- _EXERCISE DETAILS_
Reply with one number: the count of lines in the listing that contain the string "检验方法".

== DATASET RECORDS ==

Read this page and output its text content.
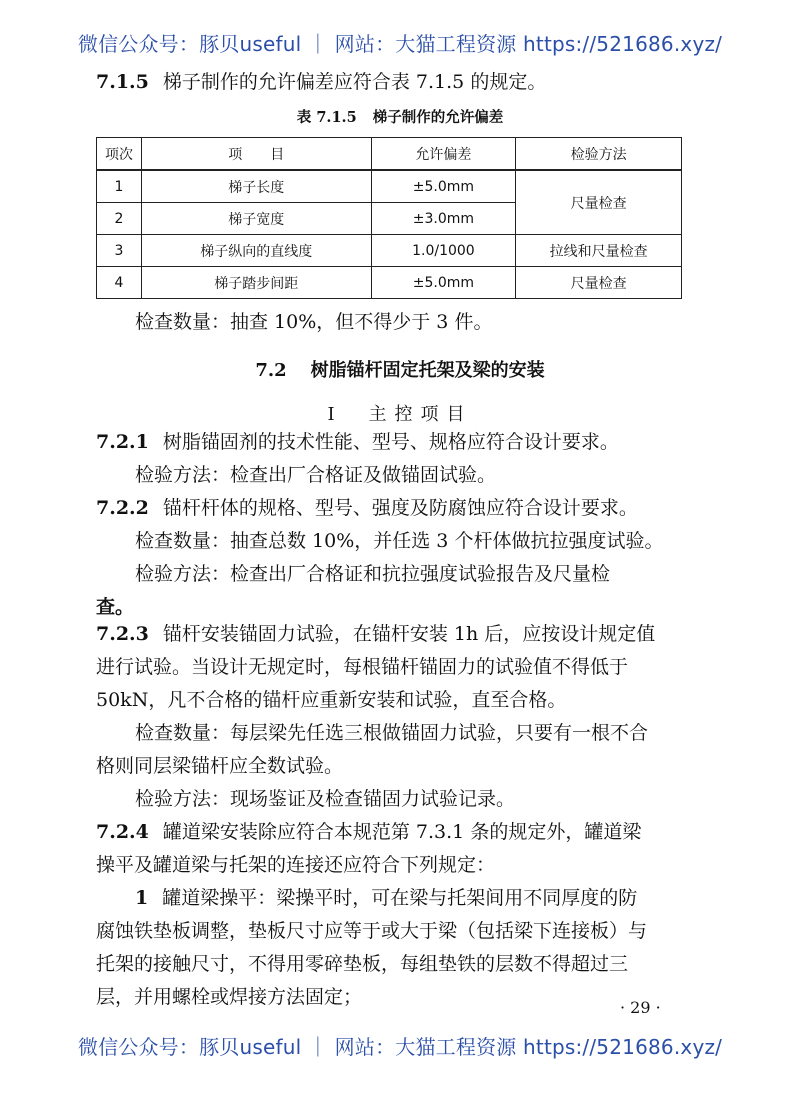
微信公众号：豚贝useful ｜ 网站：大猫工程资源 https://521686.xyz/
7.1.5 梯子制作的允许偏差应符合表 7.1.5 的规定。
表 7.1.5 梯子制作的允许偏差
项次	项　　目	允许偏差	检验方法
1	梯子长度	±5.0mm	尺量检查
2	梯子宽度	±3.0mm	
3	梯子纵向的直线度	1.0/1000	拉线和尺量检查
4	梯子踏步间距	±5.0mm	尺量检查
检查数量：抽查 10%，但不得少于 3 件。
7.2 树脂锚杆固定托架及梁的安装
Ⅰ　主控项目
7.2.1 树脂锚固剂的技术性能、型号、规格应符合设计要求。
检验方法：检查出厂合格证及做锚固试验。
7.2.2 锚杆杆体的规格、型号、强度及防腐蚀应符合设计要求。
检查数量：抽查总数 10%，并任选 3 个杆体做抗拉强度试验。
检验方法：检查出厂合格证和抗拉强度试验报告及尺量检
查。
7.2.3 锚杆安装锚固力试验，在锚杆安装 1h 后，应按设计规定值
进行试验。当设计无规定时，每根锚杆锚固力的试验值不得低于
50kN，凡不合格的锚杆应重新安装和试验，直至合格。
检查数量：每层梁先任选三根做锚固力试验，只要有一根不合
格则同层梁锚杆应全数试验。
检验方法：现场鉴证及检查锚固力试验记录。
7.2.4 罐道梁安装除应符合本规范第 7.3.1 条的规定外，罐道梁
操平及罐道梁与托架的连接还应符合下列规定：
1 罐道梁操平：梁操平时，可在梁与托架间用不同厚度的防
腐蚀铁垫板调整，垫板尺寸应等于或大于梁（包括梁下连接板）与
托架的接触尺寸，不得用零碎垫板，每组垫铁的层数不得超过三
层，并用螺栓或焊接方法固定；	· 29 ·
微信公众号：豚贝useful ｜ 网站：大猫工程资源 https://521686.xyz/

===

- _THE RESPONSE_
4